## [Records to process]
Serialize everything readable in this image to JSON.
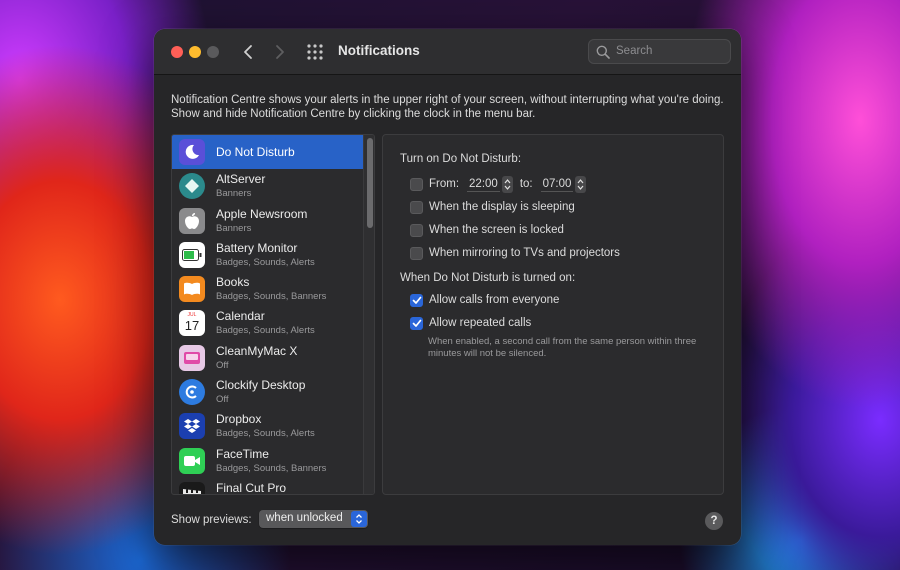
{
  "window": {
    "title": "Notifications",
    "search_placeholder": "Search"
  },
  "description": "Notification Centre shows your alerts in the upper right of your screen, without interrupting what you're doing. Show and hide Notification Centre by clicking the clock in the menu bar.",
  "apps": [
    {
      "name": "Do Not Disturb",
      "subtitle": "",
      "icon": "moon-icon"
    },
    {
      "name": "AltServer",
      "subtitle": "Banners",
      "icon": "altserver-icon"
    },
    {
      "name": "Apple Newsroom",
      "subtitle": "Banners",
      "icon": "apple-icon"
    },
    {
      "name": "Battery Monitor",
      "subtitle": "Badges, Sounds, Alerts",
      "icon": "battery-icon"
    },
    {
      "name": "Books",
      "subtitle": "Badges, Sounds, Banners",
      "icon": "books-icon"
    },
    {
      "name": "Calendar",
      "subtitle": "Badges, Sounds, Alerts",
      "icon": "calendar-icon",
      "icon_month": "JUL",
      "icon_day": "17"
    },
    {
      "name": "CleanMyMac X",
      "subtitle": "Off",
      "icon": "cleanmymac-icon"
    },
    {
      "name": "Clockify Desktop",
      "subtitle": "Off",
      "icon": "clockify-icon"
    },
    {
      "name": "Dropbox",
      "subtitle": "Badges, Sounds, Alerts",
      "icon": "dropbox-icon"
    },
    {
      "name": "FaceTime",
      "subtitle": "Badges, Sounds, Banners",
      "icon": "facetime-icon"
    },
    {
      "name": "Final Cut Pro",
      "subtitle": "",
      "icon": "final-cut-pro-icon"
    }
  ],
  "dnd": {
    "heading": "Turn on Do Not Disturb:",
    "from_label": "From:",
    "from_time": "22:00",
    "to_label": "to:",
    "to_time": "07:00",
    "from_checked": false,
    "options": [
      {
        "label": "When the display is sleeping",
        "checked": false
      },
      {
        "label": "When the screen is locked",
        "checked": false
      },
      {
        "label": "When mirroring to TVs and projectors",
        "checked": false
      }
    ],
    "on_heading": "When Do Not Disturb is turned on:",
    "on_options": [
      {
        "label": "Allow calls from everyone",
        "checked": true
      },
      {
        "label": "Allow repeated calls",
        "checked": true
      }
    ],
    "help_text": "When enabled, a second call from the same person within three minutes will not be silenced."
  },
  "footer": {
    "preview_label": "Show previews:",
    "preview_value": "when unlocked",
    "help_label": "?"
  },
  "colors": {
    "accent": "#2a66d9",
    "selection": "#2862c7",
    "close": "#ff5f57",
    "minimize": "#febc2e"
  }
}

## [Task to complete]
Each line that holds the word "calls" should be extracted from the records.

## [Correct answer]
        "label": "Allow calls from everyone",
        "label": "Allow repeated calls",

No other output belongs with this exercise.